DATASET ENTRIES:

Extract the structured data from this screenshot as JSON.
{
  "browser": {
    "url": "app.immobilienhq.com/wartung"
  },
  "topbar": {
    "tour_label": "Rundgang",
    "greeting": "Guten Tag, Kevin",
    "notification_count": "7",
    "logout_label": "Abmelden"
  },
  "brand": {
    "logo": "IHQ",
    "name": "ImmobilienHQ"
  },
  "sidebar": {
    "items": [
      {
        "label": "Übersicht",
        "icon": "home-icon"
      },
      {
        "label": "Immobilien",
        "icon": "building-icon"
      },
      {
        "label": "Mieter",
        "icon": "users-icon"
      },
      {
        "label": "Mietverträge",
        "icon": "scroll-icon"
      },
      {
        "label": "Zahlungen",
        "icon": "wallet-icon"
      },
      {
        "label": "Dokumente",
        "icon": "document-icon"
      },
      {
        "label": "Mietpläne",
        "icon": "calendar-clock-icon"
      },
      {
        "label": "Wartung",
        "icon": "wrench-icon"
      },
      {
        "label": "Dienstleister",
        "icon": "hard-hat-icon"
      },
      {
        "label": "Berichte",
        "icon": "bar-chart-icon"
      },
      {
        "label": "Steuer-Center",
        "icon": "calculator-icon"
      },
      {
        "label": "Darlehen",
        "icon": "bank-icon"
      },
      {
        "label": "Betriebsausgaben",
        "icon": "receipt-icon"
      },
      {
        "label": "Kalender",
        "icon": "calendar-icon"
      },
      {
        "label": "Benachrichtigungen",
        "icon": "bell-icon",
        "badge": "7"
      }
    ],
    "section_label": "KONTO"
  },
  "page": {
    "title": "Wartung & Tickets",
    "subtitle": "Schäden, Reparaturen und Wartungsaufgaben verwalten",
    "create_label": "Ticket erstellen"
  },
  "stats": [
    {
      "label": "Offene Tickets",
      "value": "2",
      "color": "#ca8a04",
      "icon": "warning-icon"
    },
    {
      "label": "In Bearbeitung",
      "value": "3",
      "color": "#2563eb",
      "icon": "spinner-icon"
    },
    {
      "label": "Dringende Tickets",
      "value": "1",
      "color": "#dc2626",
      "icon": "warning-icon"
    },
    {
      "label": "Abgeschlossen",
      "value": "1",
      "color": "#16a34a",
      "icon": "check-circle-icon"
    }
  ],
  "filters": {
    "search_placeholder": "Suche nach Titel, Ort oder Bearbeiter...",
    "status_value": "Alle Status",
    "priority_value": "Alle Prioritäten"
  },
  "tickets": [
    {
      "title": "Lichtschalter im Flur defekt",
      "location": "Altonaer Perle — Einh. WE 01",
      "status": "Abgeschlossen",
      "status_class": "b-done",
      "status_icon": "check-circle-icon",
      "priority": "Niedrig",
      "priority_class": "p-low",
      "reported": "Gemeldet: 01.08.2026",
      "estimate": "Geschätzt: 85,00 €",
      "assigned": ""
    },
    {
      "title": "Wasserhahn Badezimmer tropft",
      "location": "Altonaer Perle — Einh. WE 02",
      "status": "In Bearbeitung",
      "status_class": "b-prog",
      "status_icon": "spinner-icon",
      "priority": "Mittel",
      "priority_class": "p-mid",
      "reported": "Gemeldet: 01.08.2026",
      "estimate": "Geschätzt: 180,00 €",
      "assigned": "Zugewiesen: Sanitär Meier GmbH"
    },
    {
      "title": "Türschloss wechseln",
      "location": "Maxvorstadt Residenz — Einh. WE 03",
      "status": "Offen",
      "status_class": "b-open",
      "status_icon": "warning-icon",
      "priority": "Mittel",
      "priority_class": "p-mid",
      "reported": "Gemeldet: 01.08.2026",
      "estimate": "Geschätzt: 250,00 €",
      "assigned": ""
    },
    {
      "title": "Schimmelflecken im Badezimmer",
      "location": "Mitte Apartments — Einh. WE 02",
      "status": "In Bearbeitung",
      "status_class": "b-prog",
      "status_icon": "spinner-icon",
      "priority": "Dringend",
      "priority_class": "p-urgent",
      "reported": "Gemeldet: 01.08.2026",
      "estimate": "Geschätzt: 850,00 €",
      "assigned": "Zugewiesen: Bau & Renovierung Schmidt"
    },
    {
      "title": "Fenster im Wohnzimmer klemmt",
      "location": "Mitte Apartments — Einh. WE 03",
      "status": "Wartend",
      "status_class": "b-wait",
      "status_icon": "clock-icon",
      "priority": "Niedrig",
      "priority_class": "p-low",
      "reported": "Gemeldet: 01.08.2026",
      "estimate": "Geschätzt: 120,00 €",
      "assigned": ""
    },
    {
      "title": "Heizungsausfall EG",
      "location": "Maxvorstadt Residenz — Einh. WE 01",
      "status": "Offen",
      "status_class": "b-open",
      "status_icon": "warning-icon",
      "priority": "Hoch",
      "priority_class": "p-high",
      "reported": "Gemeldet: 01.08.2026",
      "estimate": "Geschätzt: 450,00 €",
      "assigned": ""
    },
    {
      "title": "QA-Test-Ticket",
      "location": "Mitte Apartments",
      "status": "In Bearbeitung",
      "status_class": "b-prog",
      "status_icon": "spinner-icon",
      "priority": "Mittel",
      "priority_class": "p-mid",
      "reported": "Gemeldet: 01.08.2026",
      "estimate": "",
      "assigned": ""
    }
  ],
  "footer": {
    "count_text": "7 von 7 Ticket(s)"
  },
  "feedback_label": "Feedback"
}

WHAT IS BEING ASKED:
Please copy out each record, character for character.

RESPONSE TO THE TASK:
Extract the structured data from this screenshot as JSON.
{
  "browser": {
    "url": "app.immobilienhq.com/wartung"
  },
  "topbar": {
    "tour_label": "Rundgang",
    "greeting": "Guten Tag, Kevin",
    "notification_count": "7",
    "logout_label": "Abmelden"
  },
  "brand": {
    "logo": "IHQ",
    "name": "ImmobilienHQ"
  },
  "sidebar": {
    "items": [
      {
        "label": "Übersicht",
        "icon": "home-icon"
      },
      {
        "label": "Immobilien",
        "icon": "building-icon"
      },
      {
        "label": "Mieter",
        "icon": "users-icon"
      },
      {
        "label": "Mietverträge",
        "icon": "scroll-icon"
      },
      {
        "label": "Zahlungen",
        "icon": "wallet-icon"
      },
      {
        "label": "Dokumente",
        "icon": "document-icon"
      },
      {
        "label": "Mietpläne",
        "icon": "calendar-clock-icon"
      },
      {
        "label": "Wartung",
        "icon": "wrench-icon"
      },
      {
        "label": "Dienstleister",
        "icon": "hard-hat-icon"
      },
      {
        "label": "Berichte",
        "icon": "bar-chart-icon"
      },
      {
        "label": "Steuer-Center",
        "icon": "calculator-icon"
      },
      {
        "label": "Darlehen",
        "icon": "bank-icon"
      },
      {
        "label": "Betriebsausgaben",
        "icon": "receipt-icon"
      },
      {
        "label": "Kalender",
        "icon": "calendar-icon"
      },
      {
        "label": "Benachrichtigungen",
        "icon": "bell-icon",
        "badge": "7"
      }
    ],
    "section_label": "KONTO"
  },
  "page": {
    "title": "Wartung & Tickets",
    "subtitle": "Schäden, Reparaturen und Wartungsaufgaben verwalten",
    "create_label": "Ticket erstellen"
  },
  "stats": [
    {
      "label": "Offene Tickets",
      "value": "2",
      "color": "#ca8a04",
      "icon": "warning-icon"
    },
    {
      "label": "In Bearbeitung",
      "value": "3",
      "color": "#2563eb",
      "icon": "spinner-icon"
    },
    {
      "label": "Dringende Tickets",
      "value": "1",
      "color": "#dc2626",
      "icon": "warning-icon"
    },
    {
      "label": "Abgeschlossen",
      "value": "1",
      "color": "#16a34a",
      "icon": "check-circle-icon"
    }
  ],
  "filters": {
    "search_placeholder": "Suche nach Titel, Ort oder Bearbeiter...",
    "status_value": "Alle Status",
    "priority_value": "Alle Prioritäten"
  },
  "tickets": [
    {
      "title": "Lichtschalter im Flur defekt",
      "location": "Altonaer Perle — Einh. WE 01",
      "status": "Abgeschlossen",
      "status_class": "b-done",
      "status_icon": "check-circle-icon",
      "priority": "Niedrig",
      "priority_class": "p-low",
      "reported": "Gemeldet: 01.08.2026",
      "estimate": "Geschätzt: 85,00 €",
      "assigned": ""
    },
    {
      "title": "Wasserhahn Badezimmer tropft",
      "location": "Altonaer Perle — Einh. WE 02",
      "status": "In Bearbeitung",
      "status_class": "b-prog",
      "status_icon": "spinner-icon",
      "priority": "Mittel",
      "priority_class": "p-mid",
      "reported": "Gemeldet: 01.08.2026",
      "estimate": "Geschätzt: 180,00 €",
      "assigned": "Zugewiesen: Sanitär Meier GmbH"
    },
    {
      "title": "Türschloss wechseln",
      "location": "Maxvorstadt Residenz — Einh. WE 03",
      "status": "Offen",
      "status_class": "b-open",
      "status_icon": "warning-icon",
      "priority": "Mittel",
      "priority_class": "p-mid",
      "reported": "Gemeldet: 01.08.2026",
      "estimate": "Geschätzt: 250,00 €",
      "assigned": ""
    },
    {
      "title": "Schimmelflecken im Badezimmer",
      "location": "Mitte Apartments — Einh. WE 02",
      "status": "In Bearbeitung",
      "status_class": "b-prog",
      "status_icon": "spinner-icon",
      "priority": "Dringend",
      "priority_class": "p-urgent",
      "reported": "Gemeldet: 01.08.2026",
      "estimate": "Geschätzt: 850,00 €",
      "assigned": "Zugewiesen: Bau & Renovierung Schmidt"
    },
    {
      "title": "Fenster im Wohnzimmer klemmt",
      "location": "Mitte Apartments — Einh. WE 03",
      "status": "Wartend",
      "status_class": "b-wait",
      "status_icon": "clock-icon",
      "priority": "Niedrig",
      "priority_class": "p-low",
      "reported": "Gemeldet: 01.08.2026",
      "estimate": "Geschätzt: 120,00 €",
      "assigned": ""
    },
    {
      "title": "Heizungsausfall EG",
      "location": "Maxvorstadt Residenz — Einh. WE 01",
      "status": "Offen",
      "status_class": "b-open",
      "status_icon": "warning-icon",
      "priority": "Hoch",
      "priority_class": "p-high",
      "reported": "Gemeldet: 01.08.2026",
      "estimate": "Geschätzt: 450,00 €",
      "assigned": ""
    },
    {
      "title": "QA-Test-Ticket",
      "location": "Mitte Apartments",
      "status": "In Bearbeitung",
      "status_class": "b-prog",
      "status_icon": "spinner-icon",
      "priority": "Mittel",
      "priority_class": "p-mid",
      "reported": "Gemeldet: 01.08.2026",
      "estimate": "",
      "assigned": ""
    }
  ],
  "footer": {
    "count_text": "7 von 7 Ticket(s)"
  },
  "feedback_label": "Feedback"
}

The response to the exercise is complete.